**Given instruction 1:** List every place name mentioned in the interview excerpt about the family's move to Reading, in the order they first appear.
**Given instruction 2:** Carry the interview excerpt about the family's move to Reading forward from its final line with a few more exchanges in the same question-and-answer style.

**Selected extract:**
※

FRANK: My family moved out of Newbury in the early 1900s.
LYNN: And they came north.
FRANK: They came to North Carolina. To Thomasville in Winston-Salem—that area, where they had the furniture—then my father, who was born in 1909, he was the youngest of about twelve. He was born in 1909. He left there somewhere around nineteen…um, twenty nine, twenty eight… In the late 20s. He left, he went to Detroit and he came to Reading, Pennsylvania following his brother who had been here since about 1919.
LYNN: And why Reading?
FRANK: There was the steel industry, there was textile, you know, there was the railroad. And so they came here for opportunity.
LYNN: And so your family all worked in the factories.
FRANK: Yeah, my uh…they worked in the steel mill. It didn’t work for my father. He told me that, when he first came, times were really hard. They used to work construction for five cents an hour. And the way they worked those men back then. They would stand in line and the guys would fall over, fall out from, you know, exhaustion. They would take them out in a wheelbarrow and the next guy would go in his spot.

※

**Data:**
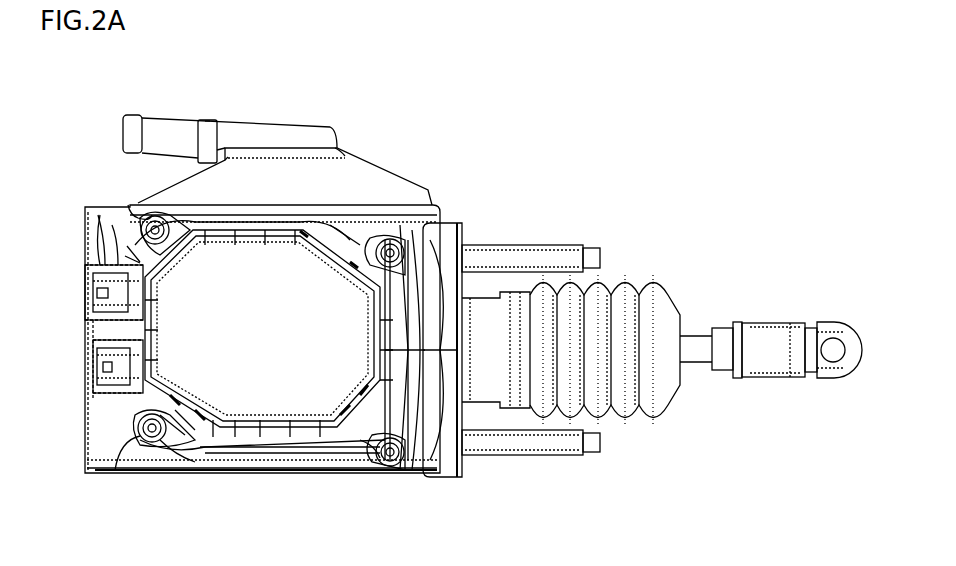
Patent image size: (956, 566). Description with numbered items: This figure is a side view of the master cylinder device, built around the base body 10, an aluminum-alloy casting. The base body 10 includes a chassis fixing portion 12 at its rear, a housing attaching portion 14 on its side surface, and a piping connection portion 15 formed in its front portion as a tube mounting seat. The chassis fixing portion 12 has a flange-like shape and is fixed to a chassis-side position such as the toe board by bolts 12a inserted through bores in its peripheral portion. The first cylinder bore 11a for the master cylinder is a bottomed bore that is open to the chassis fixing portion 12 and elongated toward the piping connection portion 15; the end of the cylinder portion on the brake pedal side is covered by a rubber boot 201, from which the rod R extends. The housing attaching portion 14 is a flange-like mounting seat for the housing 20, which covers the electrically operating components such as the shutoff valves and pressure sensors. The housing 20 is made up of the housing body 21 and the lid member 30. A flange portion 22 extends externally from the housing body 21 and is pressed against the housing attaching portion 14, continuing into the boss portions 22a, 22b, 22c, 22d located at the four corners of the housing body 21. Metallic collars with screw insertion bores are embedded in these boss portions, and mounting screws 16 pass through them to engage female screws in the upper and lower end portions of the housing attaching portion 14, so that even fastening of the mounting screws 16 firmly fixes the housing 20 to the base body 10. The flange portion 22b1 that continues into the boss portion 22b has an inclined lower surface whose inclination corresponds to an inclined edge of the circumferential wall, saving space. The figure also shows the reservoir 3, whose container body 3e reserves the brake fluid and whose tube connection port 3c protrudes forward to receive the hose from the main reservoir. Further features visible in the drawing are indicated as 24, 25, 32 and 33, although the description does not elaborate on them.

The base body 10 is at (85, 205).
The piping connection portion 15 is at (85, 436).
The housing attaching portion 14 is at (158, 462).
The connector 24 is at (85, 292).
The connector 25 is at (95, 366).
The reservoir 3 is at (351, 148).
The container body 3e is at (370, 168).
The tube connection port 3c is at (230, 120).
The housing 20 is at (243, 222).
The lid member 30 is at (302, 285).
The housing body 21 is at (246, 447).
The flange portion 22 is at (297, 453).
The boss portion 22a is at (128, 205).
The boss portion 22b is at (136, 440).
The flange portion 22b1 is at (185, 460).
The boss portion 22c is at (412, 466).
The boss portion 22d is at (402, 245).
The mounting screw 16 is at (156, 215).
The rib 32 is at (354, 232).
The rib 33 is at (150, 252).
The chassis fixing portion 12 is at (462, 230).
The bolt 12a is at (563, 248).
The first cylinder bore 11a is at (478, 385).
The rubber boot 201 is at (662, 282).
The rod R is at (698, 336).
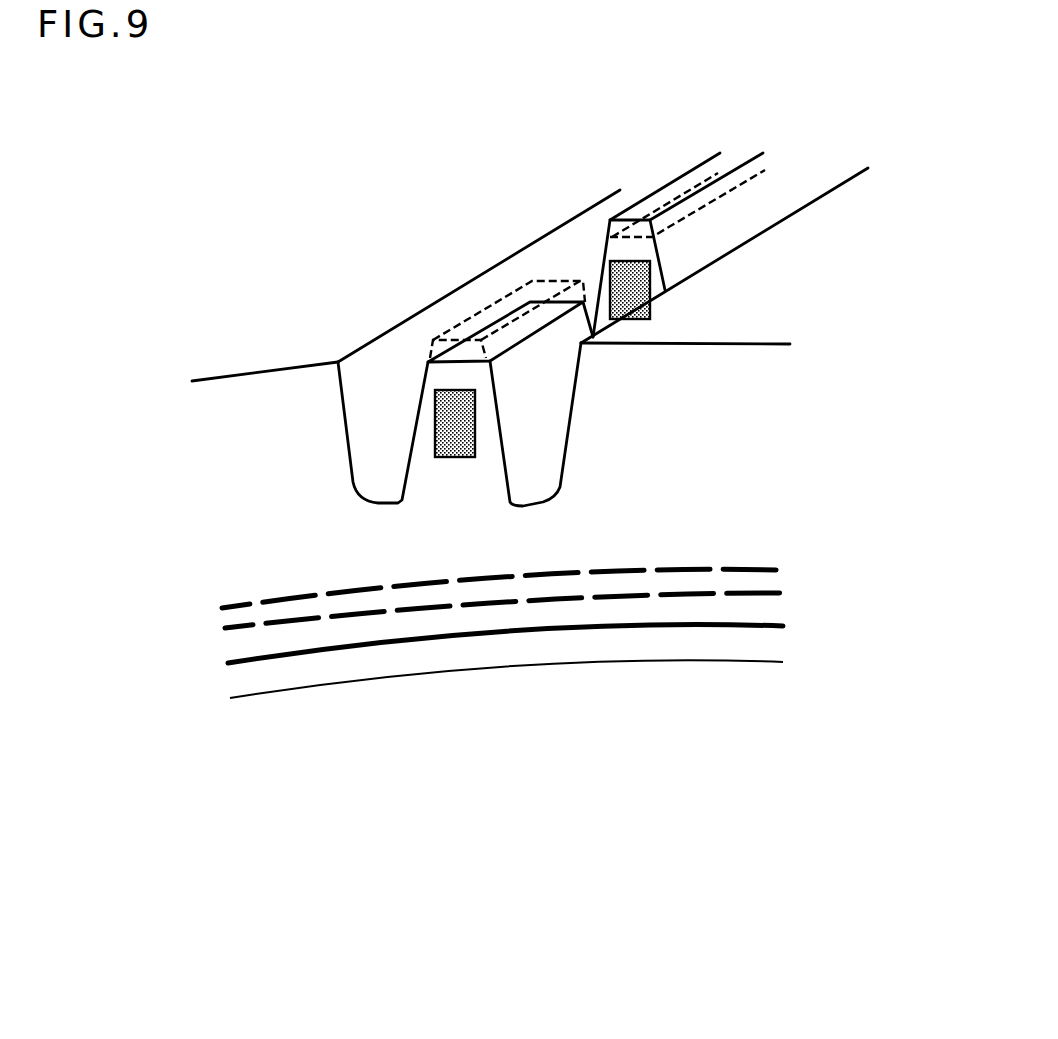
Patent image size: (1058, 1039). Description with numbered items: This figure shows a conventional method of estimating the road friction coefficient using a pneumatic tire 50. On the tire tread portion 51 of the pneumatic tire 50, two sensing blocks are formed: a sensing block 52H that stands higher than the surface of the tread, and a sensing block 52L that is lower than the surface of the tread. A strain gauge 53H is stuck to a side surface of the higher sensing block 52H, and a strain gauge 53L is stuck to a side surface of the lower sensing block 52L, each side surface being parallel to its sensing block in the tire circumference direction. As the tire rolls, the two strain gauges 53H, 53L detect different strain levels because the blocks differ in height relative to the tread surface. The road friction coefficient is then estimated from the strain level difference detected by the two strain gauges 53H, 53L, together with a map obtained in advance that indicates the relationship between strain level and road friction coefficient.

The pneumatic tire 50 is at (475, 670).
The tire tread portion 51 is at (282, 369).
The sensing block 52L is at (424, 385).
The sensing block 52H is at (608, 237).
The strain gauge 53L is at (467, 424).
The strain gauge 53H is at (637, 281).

※

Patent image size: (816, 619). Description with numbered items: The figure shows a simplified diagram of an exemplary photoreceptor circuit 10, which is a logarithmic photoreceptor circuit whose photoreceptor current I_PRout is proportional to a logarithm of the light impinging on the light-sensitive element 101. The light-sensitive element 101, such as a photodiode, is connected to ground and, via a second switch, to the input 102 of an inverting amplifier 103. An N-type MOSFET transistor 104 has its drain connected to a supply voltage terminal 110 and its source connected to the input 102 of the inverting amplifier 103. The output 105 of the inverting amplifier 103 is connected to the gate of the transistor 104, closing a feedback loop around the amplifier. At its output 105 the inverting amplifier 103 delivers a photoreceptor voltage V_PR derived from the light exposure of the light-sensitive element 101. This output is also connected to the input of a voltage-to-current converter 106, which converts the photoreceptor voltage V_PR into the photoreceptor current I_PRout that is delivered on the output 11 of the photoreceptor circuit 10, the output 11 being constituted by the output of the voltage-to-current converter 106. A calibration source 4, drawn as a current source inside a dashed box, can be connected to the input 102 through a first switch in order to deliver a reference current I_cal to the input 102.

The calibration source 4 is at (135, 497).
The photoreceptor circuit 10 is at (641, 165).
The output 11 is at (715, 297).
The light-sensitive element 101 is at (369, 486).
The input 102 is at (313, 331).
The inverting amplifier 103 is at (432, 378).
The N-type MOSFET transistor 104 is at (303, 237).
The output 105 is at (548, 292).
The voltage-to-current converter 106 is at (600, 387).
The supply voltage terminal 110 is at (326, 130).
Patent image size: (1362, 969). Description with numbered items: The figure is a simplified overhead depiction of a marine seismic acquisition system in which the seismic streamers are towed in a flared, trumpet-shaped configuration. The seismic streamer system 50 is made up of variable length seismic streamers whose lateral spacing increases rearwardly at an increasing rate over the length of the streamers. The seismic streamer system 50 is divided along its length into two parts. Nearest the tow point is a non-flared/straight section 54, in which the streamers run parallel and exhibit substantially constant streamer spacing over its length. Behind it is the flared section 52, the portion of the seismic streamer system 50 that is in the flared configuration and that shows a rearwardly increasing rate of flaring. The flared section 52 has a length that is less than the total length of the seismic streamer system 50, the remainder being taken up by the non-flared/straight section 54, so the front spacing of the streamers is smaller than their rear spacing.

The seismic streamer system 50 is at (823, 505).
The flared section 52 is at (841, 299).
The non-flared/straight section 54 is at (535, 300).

※

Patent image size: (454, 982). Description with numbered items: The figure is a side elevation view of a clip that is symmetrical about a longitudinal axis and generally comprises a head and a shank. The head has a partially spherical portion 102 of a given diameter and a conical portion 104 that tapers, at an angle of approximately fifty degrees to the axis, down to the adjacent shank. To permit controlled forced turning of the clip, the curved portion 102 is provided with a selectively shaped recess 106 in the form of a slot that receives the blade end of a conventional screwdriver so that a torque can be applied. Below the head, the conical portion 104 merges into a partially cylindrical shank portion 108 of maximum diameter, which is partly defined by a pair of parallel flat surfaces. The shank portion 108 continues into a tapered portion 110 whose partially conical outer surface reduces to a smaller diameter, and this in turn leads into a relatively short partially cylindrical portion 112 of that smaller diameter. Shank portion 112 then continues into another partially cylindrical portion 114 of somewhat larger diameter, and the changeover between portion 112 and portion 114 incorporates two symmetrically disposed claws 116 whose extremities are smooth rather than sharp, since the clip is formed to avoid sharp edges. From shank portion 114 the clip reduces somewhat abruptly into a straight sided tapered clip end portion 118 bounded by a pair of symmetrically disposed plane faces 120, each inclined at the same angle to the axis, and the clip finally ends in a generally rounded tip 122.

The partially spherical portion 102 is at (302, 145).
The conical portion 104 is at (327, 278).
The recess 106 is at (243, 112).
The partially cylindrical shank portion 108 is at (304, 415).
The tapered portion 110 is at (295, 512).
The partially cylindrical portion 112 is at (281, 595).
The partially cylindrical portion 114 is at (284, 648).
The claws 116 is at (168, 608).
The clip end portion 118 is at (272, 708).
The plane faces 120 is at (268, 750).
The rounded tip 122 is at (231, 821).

※

**Expected answer 1:** Newbury, North Carolina, Thomasville, Winston-Salem, Detroit, Reading, Pennsylvania

**Expected answer 2:**
LYNN: And that was before unions or anything, so they could work them to the bone.
FRANK: Oh, they could work them ’till they dropped. And so he told me that he worked and, he worked doing the Skyline drive there on that wall and he worked digging sewer systems. They did that work by hand back then. And then he was fortunate enough to get…to know somebody and get hired by the railroad, as a red cap. A porter. And so he stayed on that job for about forty years, I guess it was. At least. And that was a wonderful opportunity for him. And he rode the train and cleaned the sleepers. You know. Clean the train and walk around with the popcorn and peanuts…My father took me to Denver, Colorado by train, which was one of the most exciting experiences of my life. We rode a train from Reading, Pennsylvania to Denver, Colorado.
LYNN: How old were you?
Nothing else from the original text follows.